+++ Entries supplied +++

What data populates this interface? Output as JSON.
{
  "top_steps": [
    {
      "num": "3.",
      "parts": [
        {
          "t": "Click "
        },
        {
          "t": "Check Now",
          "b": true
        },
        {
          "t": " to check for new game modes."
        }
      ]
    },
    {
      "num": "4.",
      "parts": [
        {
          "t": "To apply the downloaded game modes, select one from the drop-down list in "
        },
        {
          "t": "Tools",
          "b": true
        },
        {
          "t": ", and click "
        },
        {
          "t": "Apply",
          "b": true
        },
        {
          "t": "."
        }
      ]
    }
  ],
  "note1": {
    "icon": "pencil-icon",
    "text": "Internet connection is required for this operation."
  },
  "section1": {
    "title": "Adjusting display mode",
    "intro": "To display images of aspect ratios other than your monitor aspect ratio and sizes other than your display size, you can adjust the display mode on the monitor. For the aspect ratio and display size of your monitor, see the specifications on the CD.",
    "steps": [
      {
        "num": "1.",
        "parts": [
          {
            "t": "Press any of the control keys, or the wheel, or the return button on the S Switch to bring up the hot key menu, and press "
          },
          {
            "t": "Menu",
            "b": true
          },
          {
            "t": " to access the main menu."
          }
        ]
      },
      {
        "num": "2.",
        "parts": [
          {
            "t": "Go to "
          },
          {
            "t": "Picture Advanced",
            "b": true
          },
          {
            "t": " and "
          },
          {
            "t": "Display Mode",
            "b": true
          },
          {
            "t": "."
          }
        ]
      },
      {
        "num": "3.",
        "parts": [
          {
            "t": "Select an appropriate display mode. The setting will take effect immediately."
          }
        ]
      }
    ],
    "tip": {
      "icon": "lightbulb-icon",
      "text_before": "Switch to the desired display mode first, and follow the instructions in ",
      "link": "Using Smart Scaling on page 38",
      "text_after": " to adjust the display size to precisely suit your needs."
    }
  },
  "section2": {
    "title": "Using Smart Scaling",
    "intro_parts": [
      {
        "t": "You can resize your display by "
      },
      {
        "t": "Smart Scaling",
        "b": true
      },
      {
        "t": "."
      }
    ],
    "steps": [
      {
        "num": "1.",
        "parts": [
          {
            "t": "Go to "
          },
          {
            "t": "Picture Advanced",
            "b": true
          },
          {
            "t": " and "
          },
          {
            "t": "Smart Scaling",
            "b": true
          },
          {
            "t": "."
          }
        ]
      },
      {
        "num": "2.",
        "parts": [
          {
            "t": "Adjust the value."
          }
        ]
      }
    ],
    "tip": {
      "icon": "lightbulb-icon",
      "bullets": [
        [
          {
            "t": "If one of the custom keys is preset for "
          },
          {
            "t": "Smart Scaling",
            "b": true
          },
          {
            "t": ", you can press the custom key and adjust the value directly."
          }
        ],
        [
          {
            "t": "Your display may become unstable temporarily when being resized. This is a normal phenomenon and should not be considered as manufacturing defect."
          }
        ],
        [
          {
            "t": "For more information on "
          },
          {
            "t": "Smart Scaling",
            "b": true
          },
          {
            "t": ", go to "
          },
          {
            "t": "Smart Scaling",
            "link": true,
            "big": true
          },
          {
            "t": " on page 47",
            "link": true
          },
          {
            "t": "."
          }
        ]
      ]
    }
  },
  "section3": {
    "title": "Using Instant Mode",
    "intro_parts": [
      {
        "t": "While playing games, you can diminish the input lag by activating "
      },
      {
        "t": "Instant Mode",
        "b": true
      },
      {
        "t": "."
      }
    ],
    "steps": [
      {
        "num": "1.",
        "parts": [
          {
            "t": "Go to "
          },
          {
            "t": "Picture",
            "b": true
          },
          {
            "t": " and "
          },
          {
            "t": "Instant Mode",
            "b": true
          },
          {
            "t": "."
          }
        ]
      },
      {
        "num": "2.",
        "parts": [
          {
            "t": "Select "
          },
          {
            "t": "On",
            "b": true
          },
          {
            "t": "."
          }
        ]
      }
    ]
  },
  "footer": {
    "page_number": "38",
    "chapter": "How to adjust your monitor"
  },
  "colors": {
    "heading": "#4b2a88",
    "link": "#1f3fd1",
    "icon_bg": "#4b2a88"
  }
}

+++

Your task >> Return each line of the records above exactly as it reads.

Output for this exercise >>
What data populates this interface? Output as JSON.
{
  "top_steps": [
    {
      "num": "3.",
      "parts": [
        {
          "t": "Click "
        },
        {
          "t": "Check Now",
          "b": true
        },
        {
          "t": " to check for new game modes."
        }
      ]
    },
    {
      "num": "4.",
      "parts": [
        {
          "t": "To apply the downloaded game modes, select one from the drop-down list in "
        },
        {
          "t": "Tools",
          "b": true
        },
        {
          "t": ", and click "
        },
        {
          "t": "Apply",
          "b": true
        },
        {
          "t": "."
        }
      ]
    }
  ],
  "note1": {
    "icon": "pencil-icon",
    "text": "Internet connection is required for this operation."
  },
  "section1": {
    "title": "Adjusting display mode",
    "intro": "To display images of aspect ratios other than your monitor aspect ratio and sizes other than your display size, you can adjust the display mode on the monitor. For the aspect ratio and display size of your monitor, see the specifications on the CD.",
    "steps": [
      {
        "num": "1.",
        "parts": [
          {
            "t": "Press any of the control keys, or the wheel, or the return button on the S Switch to bring up the hot key menu, and press "
          },
          {
            "t": "Menu",
            "b": true
          },
          {
            "t": " to access the main menu."
          }
        ]
      },
      {
        "num": "2.",
        "parts": [
          {
            "t": "Go to "
          },
          {
            "t": "Picture Advanced",
            "b": true
          },
          {
            "t": " and "
          },
          {
            "t": "Display Mode",
            "b": true
          },
          {
            "t": "."
          }
        ]
      },
      {
        "num": "3.",
        "parts": [
          {
            "t": "Select an appropriate display mode. The setting will take effect immediately."
          }
        ]
      }
    ],
    "tip": {
      "icon": "lightbulb-icon",
      "text_before": "Switch to the desired display mode first, and follow the instructions in ",
      "link": "Using Smart Scaling on page 38",
      "text_after": " to adjust the display size to precisely suit your needs."
    }
  },
  "section2": {
    "title": "Using Smart Scaling",
    "intro_parts": [
      {
        "t": "You can resize your display by "
      },
      {
        "t": "Smart Scaling",
        "b": true
      },
      {
        "t": "."
      }
    ],
    "steps": [
      {
        "num": "1.",
        "parts": [
          {
            "t": "Go to "
          },
          {
            "t": "Picture Advanced",
            "b": true
          },
          {
            "t": " and "
          },
          {
            "t": "Smart Scaling",
            "b": true
          },
          {
            "t": "."
          }
        ]
      },
      {
        "num": "2.",
        "parts": [
          {
            "t": "Adjust the value."
          }
        ]
      }
    ],
    "tip": {
      "icon": "lightbulb-icon",
      "bullets": [
        [
          {
            "t": "If one of the custom keys is preset for "
          },
          {
            "t": "Smart Scaling",
            "b": true
          },
          {
            "t": ", you can press the custom key and adjust the value directly."
          }
        ],
        [
          {
            "t": "Your display may become unstable temporarily when being resized. This is a normal phenomenon and should not be considered as manufacturing defect."
          }
        ],
        [
          {
            "t": "For more information on "
          },
          {
            "t": "Smart Scaling",
            "b": true
          },
          {
            "t": ", go to "
          },
          {
            "t": "Smart Scaling",
            "link": true,
            "big": true
          },
          {
            "t": " on page 47",
            "link": true
          },
          {
            "t": "."
          }
        ]
      ]
    }
  },
  "section3": {
    "title": "Using Instant Mode",
    "intro_parts": [
      {
        "t": "While playing games, you can diminish the input lag by activating "
      },
      {
        "t": "Instant Mode",
        "b": true
      },
      {
        "t": "."
      }
    ],
    "steps": [
      {
        "num": "1.",
        "parts": [
          {
            "t": "Go to "
          },
          {
            "t": "Picture",
            "b": true
          },
          {
            "t": " and "
          },
          {
            "t": "Instant Mode",
            "b": true
          },
          {
            "t": "."
          }
        ]
      },
      {
        "num": "2.",
        "parts": [
          {
            "t": "Select "
          },
          {
            "t": "On",
            "b": true
          },
          {
            "t": "."
          }
        ]
      }
    ]
  },
  "footer": {
    "page_number": "38",
    "chapter": "How to adjust your monitor"
  },
  "colors": {
    "heading": "#4b2a88",
    "link": "#1f3fd1",
    "icon_bg": "#4b2a88"
  }
}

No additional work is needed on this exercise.